Presente como tabla Markdown las líneas de los registros desde el comienzo hasta la línea que contiene "dim 37 dimension line: [379, 13, 381, 98]", ambas inclusive, omitiendo las líneas en blanco. Use las columnas «Número», para el número de fila, y «Línea», para el texto de cada línea.
─── DATOS DE ENTRADA ───
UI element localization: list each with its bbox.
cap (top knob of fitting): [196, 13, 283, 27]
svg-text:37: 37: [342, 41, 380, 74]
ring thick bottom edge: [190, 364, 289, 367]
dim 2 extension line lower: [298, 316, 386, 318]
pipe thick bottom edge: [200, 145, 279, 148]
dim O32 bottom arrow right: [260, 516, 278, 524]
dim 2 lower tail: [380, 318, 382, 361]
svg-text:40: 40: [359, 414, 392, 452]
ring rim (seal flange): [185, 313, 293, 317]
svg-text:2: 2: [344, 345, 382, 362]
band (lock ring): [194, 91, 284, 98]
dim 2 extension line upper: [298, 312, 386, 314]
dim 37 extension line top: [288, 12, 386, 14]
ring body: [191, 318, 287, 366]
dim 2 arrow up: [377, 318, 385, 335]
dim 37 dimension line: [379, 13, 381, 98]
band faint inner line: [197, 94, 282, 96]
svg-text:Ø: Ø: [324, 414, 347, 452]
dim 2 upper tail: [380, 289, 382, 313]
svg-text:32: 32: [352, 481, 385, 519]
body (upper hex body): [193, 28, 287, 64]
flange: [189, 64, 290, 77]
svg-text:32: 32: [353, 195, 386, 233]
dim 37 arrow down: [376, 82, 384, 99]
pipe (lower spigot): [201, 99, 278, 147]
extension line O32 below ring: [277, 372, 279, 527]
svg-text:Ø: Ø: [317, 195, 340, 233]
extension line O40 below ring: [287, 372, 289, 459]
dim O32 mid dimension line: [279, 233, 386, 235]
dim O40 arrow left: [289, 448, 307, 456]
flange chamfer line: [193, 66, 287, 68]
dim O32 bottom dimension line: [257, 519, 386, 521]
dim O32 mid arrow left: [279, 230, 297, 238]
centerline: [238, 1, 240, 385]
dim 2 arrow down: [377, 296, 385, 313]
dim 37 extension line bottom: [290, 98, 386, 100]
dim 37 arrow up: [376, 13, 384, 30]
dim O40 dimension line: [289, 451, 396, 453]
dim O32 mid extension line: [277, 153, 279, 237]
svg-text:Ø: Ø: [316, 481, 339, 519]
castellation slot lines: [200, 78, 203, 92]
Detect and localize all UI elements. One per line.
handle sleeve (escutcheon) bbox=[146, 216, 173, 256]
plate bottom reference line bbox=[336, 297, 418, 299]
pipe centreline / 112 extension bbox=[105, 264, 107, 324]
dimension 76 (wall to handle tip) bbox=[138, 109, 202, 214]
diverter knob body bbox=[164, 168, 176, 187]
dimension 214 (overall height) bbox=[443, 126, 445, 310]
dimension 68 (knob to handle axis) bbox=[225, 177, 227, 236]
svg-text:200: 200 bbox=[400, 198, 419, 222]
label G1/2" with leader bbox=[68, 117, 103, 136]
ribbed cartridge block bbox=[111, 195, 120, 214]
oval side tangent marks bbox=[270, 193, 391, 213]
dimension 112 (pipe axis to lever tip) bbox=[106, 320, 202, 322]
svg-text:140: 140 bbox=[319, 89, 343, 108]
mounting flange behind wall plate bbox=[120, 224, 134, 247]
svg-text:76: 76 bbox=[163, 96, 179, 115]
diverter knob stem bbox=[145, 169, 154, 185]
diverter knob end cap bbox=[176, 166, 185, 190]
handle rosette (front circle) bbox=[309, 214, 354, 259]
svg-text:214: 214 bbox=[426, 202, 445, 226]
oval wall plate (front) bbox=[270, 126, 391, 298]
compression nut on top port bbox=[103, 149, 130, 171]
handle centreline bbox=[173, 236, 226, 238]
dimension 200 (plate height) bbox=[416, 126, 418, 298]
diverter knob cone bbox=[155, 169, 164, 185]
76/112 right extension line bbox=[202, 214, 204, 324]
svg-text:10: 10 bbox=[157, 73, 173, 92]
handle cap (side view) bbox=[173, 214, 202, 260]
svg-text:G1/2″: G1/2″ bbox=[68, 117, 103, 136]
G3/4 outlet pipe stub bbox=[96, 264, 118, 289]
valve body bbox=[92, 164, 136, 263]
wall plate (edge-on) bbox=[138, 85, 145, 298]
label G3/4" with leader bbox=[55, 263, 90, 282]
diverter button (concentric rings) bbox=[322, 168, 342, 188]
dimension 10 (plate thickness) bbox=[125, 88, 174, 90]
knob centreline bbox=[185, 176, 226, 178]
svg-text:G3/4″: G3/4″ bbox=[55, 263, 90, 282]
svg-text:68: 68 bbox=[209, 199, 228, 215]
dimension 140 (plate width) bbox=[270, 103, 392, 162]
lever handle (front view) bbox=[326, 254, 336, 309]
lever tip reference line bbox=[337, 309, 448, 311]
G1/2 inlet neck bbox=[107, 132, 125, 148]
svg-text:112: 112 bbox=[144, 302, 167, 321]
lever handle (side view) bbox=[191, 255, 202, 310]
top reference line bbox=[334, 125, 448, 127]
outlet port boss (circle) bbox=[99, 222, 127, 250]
───
*TAREA RESUELTA:*
| Número | Línea |
|---|---|
| 1 | UI element localization: list each with its bbox. |
| 2 | cap (top knob of fitting): [196, 13, 283, 27] |
| 3 | svg-text:37: 37: [342, 41, 380, 74] |
| 4 | ring thick bottom edge: [190, 364, 289, 367] |
| 5 | dim 2 extension line lower: [298, 316, 386, 318] |
| 6 | pipe thick bottom edge: [200, 145, 279, 148] |
| 7 | dim O32 bottom arrow right: [260, 516, 278, 524] |
| 8 | dim 2 lower tail: [380, 318, 382, 361] |
| 9 | svg-text:40: 40: [359, 414, 392, 452] |
| 10 | ring rim (seal flange): [185, 313, 293, 317] |
| 11 | svg-text:2: 2: [344, 345, 382, 362] |
| 12 | band (lock ring): [194, 91, 284, 98] |
| 13 | dim 2 extension line upper: [298, 312, 386, 314] |
| 14 | dim 37 extension line top: [288, 12, 386, 14] |
| 15 | ring body: [191, 318, 287, 366] |
| 16 | dim 2 arrow up: [377, 318, 385, 335] |
| 17 | dim 37 dimension line: [379, 13, 381, 98] |